— STATED GOAL —
Omit the pictures and output every entry below exactly as written.
----- EXERCISE MATERIALS
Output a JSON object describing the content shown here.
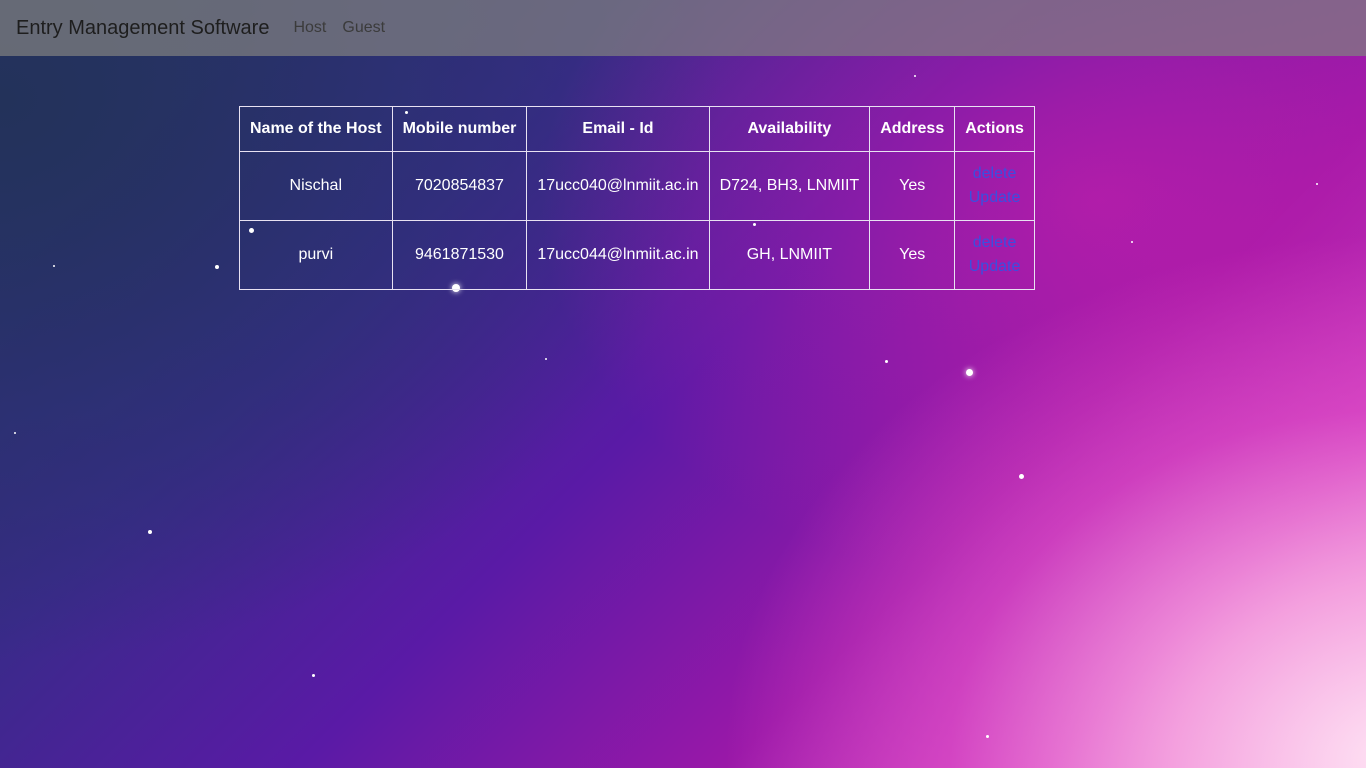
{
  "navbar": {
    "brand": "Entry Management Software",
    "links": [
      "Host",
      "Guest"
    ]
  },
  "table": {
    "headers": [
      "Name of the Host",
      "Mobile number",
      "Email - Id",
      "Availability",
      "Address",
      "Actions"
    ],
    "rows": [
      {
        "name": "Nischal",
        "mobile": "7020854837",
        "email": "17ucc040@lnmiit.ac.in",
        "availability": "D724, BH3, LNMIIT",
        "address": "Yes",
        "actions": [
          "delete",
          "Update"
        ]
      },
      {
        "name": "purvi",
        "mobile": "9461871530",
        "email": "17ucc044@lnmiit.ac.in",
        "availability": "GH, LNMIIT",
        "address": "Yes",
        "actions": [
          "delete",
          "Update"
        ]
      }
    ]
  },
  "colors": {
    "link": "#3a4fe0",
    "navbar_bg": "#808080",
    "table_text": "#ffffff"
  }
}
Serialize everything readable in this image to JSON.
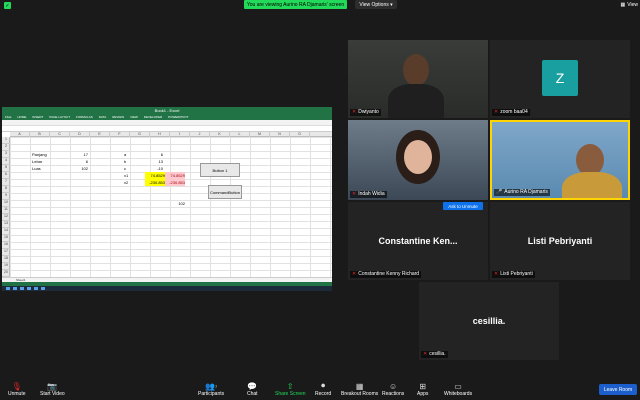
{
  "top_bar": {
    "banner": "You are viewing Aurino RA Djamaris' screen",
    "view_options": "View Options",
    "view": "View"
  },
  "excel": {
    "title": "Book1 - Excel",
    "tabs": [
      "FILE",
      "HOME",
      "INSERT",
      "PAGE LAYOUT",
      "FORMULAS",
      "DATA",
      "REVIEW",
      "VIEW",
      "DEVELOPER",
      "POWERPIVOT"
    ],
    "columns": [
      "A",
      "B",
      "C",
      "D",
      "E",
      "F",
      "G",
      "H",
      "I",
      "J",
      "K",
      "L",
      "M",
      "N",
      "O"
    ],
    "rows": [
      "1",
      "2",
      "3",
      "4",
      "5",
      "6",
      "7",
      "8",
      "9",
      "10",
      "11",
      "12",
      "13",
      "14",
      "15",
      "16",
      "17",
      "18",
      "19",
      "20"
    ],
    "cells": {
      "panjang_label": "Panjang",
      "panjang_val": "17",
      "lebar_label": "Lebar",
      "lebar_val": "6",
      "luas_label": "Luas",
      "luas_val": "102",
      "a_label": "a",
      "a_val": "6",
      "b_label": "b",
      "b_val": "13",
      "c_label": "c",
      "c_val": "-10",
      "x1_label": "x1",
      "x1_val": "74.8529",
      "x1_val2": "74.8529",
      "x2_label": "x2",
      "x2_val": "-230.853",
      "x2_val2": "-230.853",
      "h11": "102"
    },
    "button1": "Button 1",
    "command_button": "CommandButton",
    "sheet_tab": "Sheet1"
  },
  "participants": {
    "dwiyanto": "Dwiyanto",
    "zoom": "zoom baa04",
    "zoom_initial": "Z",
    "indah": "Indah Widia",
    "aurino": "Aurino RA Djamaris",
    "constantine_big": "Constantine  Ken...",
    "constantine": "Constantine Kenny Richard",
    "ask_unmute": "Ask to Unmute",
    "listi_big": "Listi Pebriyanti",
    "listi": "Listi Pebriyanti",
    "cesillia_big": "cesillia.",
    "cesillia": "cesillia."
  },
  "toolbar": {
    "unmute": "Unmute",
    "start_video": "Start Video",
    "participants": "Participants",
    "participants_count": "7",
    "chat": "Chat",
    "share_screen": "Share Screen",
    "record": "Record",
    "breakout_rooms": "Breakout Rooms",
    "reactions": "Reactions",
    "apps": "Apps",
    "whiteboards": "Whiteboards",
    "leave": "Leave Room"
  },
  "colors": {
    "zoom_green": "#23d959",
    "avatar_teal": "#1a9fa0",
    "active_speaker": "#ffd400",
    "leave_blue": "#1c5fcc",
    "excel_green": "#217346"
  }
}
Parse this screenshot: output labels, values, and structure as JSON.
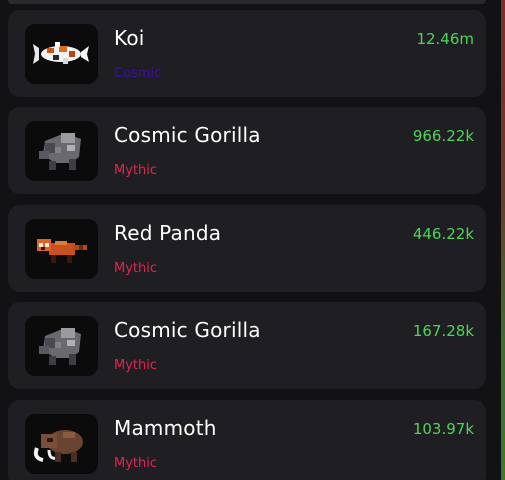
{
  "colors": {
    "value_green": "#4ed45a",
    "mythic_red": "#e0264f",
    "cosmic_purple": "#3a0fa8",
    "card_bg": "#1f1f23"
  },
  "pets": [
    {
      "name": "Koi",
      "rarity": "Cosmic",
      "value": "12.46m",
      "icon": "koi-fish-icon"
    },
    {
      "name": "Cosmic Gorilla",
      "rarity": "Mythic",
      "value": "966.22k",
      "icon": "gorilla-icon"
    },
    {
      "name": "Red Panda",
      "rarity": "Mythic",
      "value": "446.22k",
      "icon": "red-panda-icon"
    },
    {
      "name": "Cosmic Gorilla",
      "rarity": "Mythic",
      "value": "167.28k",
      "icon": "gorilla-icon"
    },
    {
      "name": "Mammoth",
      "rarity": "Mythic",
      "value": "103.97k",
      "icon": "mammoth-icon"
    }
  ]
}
----------
— FINISHED EXERCISE —
Output a JSON object describing the content shown here.
{
  "navbar": {
    "brand": "Entry Management Software",
    "links": [
      "Host",
      "Guest"
    ]
  },
  "table": {
    "headers": [
      "Name of the Host",
      "Mobile number",
      "Email - Id",
      "Availability",
      "Address",
      "Actions"
    ],
    "rows": [
      {
        "name": "Nischal",
        "mobile": "7020854837",
        "email": "17ucc040@lnmiit.ac.in",
        "availability": "D724, BH3, LNMIIT",
        "address": "Yes",
        "actions": [
          "delete",
          "Update"
        ]
      },
      {
        "name": "purvi",
        "mobile": "9461871530",
        "email": "17ucc044@lnmiit.ac.in",
        "availability": "GH, LNMIIT",
        "address": "Yes",
        "actions": [
          "delete",
          "Update"
        ]
      }
    ]
  },
  "colors": {
    "link": "#3a4fe0",
    "navbar_bg": "#808080",
    "table_text": "#ffffff"
  }
}
Serialize everything readable in this image to JSON.
{
  "top_bar": {
    "banner": "You are viewing Aurino RA Djamaris' screen",
    "view_options": "View Options",
    "view": "View"
  },
  "excel": {
    "title": "Book1 - Excel",
    "tabs": [
      "FILE",
      "HOME",
      "INSERT",
      "PAGE LAYOUT",
      "FORMULAS",
      "DATA",
      "REVIEW",
      "VIEW",
      "DEVELOPER",
      "POWERPIVOT"
    ],
    "columns": [
      "A",
      "B",
      "C",
      "D",
      "E",
      "F",
      "G",
      "H",
      "I",
      "J",
      "K",
      "L",
      "M",
      "N",
      "O"
    ],
    "rows": [
      "1",
      "2",
      "3",
      "4",
      "5",
      "6",
      "7",
      "8",
      "9",
      "10",
      "11",
      "12",
      "13",
      "14",
      "15",
      "16",
      "17",
      "18",
      "19",
      "20"
    ],
    "cells": {
      "panjang_label": "Panjang",
      "panjang_val": "17",
      "lebar_label": "Lebar",
      "lebar_val": "6",
      "luas_label": "Luas",
      "luas_val": "102",
      "a_label": "a",
      "a_val": "6",
      "b_label": "b",
      "b_val": "13",
      "c_label": "c",
      "c_val": "-10",
      "x1_label": "x1",
      "x1_val": "74.8529",
      "x1_val2": "74.8529",
      "x2_label": "x2",
      "x2_val": "-230.853",
      "x2_val2": "-230.853",
      "h11": "102"
    },
    "button1": "Button 1",
    "command_button": "CommandButton",
    "sheet_tab": "Sheet1"
  },
  "participants": {
    "dwiyanto": "Dwiyanto",
    "zoom": "zoom baa04",
    "zoom_initial": "Z",
    "indah": "Indah Widia",
    "aurino": "Aurino RA Djamaris",
    "constantine_big": "Constantine  Ken...",
    "constantine": "Constantine Kenny Richard",
    "ask_unmute": "Ask to Unmute",
    "listi_big": "Listi Pebriyanti",
    "listi": "Listi Pebriyanti",
    "cesillia_big": "cesillia.",
    "cesillia": "cesillia."
  },
  "toolbar": {
    "unmute": "Unmute",
    "start_video": "Start Video",
    "participants": "Participants",
    "participants_count": "7",
    "chat": "Chat",
    "share_screen": "Share Screen",
    "record": "Record",
    "breakout_rooms": "Breakout Rooms",
    "reactions": "Reactions",
    "apps": "Apps",
    "whiteboards": "Whiteboards",
    "leave": "Leave Room"
  },
  "colors": {
    "zoom_green": "#23d959",
    "avatar_teal": "#1a9fa0",
    "active_speaker": "#ffd400",
    "leave_blue": "#1c5fcc",
    "excel_green": "#217346"
  }
}
Parse this screenshot: output labels, values, and structure as JSON.
{
  "colors": {
    "value_green": "#4ed45a",
    "mythic_red": "#e0264f",
    "cosmic_purple": "#3a0fa8",
    "card_bg": "#1f1f23"
  },
  "pets": [
    {
      "name": "Koi",
      "rarity": "Cosmic",
      "value": "12.46m",
      "icon": "koi-fish-icon"
    },
    {
      "name": "Cosmic Gorilla",
      "rarity": "Mythic",
      "value": "966.22k",
      "icon": "gorilla-icon"
    },
    {
      "name": "Red Panda",
      "rarity": "Mythic",
      "value": "446.22k",
      "icon": "red-panda-icon"
    },
    {
      "name": "Cosmic Gorilla",
      "rarity": "Mythic",
      "value": "167.28k",
      "icon": "gorilla-icon"
    },
    {
      "name": "Mammoth",
      "rarity": "Mythic",
      "value": "103.97k",
      "icon": "mammoth-icon"
    }
  ]
}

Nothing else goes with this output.